▶ [What the task requires]: What follows is a set of records, each of which is to be written out exactly.

-------

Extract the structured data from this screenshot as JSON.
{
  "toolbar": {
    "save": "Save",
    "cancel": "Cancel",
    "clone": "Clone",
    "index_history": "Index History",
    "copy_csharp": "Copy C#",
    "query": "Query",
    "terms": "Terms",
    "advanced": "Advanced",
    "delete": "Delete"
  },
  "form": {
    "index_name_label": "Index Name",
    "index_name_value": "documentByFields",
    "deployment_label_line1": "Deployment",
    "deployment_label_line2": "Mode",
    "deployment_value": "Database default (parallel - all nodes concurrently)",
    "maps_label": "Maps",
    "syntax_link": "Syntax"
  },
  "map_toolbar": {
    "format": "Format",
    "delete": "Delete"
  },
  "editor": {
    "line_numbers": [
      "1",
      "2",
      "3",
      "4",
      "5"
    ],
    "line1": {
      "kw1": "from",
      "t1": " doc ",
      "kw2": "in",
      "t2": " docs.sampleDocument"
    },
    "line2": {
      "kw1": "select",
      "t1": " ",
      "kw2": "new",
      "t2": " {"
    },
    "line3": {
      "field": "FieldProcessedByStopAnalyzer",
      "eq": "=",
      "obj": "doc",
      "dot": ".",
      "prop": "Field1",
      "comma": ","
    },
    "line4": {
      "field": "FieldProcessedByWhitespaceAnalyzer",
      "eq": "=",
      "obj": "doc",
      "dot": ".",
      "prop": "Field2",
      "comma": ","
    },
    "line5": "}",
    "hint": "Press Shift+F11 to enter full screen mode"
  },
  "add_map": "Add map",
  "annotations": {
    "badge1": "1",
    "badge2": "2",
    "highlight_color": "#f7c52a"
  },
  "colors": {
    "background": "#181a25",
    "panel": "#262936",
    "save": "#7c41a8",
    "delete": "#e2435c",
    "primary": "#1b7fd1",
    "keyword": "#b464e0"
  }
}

-------

▶ [Problem solution]:
Extract the structured data from this screenshot as JSON.
{
  "toolbar": {
    "save": "Save",
    "cancel": "Cancel",
    "clone": "Clone",
    "index_history": "Index History",
    "copy_csharp": "Copy C#",
    "query": "Query",
    "terms": "Terms",
    "advanced": "Advanced",
    "delete": "Delete"
  },
  "form": {
    "index_name_label": "Index Name",
    "index_name_value": "documentByFields",
    "deployment_label_line1": "Deployment",
    "deployment_label_line2": "Mode",
    "deployment_value": "Database default (parallel - all nodes concurrently)",
    "maps_label": "Maps",
    "syntax_link": "Syntax"
  },
  "map_toolbar": {
    "format": "Format",
    "delete": "Delete"
  },
  "editor": {
    "line_numbers": [
      "1",
      "2",
      "3",
      "4",
      "5"
    ],
    "line1": {
      "kw1": "from",
      "t1": " doc ",
      "kw2": "in",
      "t2": " docs.sampleDocument"
    },
    "line2": {
      "kw1": "select",
      "t1": " ",
      "kw2": "new",
      "t2": " {"
    },
    "line3": {
      "field": "FieldProcessedByStopAnalyzer",
      "eq": "=",
      "obj": "doc",
      "dot": ".",
      "prop": "Field1",
      "comma": ","
    },
    "line4": {
      "field": "FieldProcessedByWhitespaceAnalyzer",
      "eq": "=",
      "obj": "doc",
      "dot": ".",
      "prop": "Field2",
      "comma": ","
    },
    "line5": "}",
    "hint": "Press Shift+F11 to enter full screen mode"
  },
  "add_map": "Add map",
  "annotations": {
    "badge1": "1",
    "badge2": "2",
    "highlight_color": "#f7c52a"
  },
  "colors": {
    "background": "#181a25",
    "panel": "#262936",
    "save": "#7c41a8",
    "delete": "#e2435c",
    "primary": "#1b7fd1",
    "keyword": "#b464e0"
  }
}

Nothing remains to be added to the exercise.